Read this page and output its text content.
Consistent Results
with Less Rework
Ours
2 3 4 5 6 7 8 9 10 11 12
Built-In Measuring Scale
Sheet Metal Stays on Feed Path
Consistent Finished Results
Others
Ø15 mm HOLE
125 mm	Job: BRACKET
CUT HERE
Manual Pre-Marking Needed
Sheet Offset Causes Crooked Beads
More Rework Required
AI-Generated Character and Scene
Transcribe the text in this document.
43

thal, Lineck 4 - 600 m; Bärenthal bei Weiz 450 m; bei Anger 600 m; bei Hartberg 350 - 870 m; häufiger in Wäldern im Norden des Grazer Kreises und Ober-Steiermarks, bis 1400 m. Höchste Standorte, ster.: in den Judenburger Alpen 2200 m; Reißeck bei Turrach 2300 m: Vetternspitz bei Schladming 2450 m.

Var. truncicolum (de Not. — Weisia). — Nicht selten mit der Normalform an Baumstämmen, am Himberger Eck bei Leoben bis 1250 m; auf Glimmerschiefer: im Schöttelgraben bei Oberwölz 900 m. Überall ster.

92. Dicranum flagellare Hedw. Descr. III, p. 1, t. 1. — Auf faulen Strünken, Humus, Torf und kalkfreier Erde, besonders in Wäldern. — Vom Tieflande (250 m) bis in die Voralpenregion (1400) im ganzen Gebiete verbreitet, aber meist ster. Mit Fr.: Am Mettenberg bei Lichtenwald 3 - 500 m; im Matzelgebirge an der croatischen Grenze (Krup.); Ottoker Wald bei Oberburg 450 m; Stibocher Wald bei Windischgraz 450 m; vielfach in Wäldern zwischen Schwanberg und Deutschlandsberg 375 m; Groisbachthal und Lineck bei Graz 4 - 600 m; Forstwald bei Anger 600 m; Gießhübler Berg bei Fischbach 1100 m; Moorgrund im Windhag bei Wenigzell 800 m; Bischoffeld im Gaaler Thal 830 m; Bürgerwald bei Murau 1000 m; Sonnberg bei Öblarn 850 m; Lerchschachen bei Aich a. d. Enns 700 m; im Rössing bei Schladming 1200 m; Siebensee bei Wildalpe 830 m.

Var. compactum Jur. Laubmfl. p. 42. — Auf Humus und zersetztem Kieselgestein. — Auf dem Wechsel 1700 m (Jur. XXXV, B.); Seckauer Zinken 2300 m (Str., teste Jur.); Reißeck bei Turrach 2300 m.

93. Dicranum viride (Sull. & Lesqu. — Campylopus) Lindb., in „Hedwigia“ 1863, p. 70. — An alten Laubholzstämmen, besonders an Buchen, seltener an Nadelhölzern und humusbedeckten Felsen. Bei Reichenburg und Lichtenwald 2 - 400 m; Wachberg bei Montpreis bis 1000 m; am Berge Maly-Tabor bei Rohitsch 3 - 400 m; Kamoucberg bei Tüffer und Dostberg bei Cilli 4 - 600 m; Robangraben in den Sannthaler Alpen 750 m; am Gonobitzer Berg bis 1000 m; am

What this task involves: Quote the data in full, keeping each word unchanged.

Answer to this task:
Read this page and output its text content.
Consistent Results
with Less Rework
Ours
2 3 4 5 6 7 8 9 10 11 12
Built-In Measuring Scale
Sheet Metal Stays on Feed Path
Consistent Finished Results
Others
Ø15 mm HOLE
125 mm	Job: BRACKET
CUT HERE
Manual Pre-Marking Needed
Sheet Offset Causes Crooked Beads
More Rework Required
AI-Generated Character and Scene
Transcribe the text in this document.
43

thal, Lineck 4 - 600 m; Bärenthal bei Weiz 450 m; bei Anger 600 m; bei Hartberg 350 - 870 m; häufiger in Wäldern im Norden des Grazer Kreises und Ober-Steiermarks, bis 1400 m. Höchste Standorte, ster.: in den Judenburger Alpen 2200 m; Reißeck bei Turrach 2300 m: Vetternspitz bei Schladming 2450 m.

Var. truncicolum (de Not. — Weisia). — Nicht selten mit der Normalform an Baumstämmen, am Himberger Eck bei Leoben bis 1250 m; auf Glimmerschiefer: im Schöttelgraben bei Oberwölz 900 m. Überall ster.

92. Dicranum flagellare Hedw. Descr. III, p. 1, t. 1. — Auf faulen Strünken, Humus, Torf und kalkfreier Erde, besonders in Wäldern. — Vom Tieflande (250 m) bis in die Voralpenregion (1400) im ganzen Gebiete verbreitet, aber meist ster. Mit Fr.: Am Mettenberg bei Lichtenwald 3 - 500 m; im Matzelgebirge an der croatischen Grenze (Krup.); Ottoker Wald bei Oberburg 450 m; Stibocher Wald bei Windischgraz 450 m; vielfach in Wäldern zwischen Schwanberg und Deutschlandsberg 375 m; Groisbachthal und Lineck bei Graz 4 - 600 m; Forstwald bei Anger 600 m; Gießhübler Berg bei Fischbach 1100 m; Moorgrund im Windhag bei Wenigzell 800 m; Bischoffeld im Gaaler Thal 830 m; Bürgerwald bei Murau 1000 m; Sonnberg bei Öblarn 850 m; Lerchschachen bei Aich a. d. Enns 700 m; im Rössing bei Schladming 1200 m; Siebensee bei Wildalpe 830 m.

Var. compactum Jur. Laubmfl. p. 42. — Auf Humus und zersetztem Kieselgestein. — Auf dem Wechsel 1700 m (Jur. XXXV, B.); Seckauer Zinken 2300 m (Str., teste Jur.); Reißeck bei Turrach 2300 m.

93. Dicranum viride (Sull. & Lesqu. — Campylopus) Lindb., in „Hedwigia“ 1863, p. 70. — An alten Laubholzstämmen, besonders an Buchen, seltener an Nadelhölzern und humusbedeckten Felsen. Bei Reichenburg und Lichtenwald 2 - 400 m; Wachberg bei Montpreis bis 1000 m; am Berge Maly-Tabor bei Rohitsch 3 - 400 m; Kamoucberg bei Tüffer und Dostberg bei Cilli 4 - 600 m; Robangraben in den Sannthaler Alpen 750 m; am Gonobitzer Berg bis 1000 m; am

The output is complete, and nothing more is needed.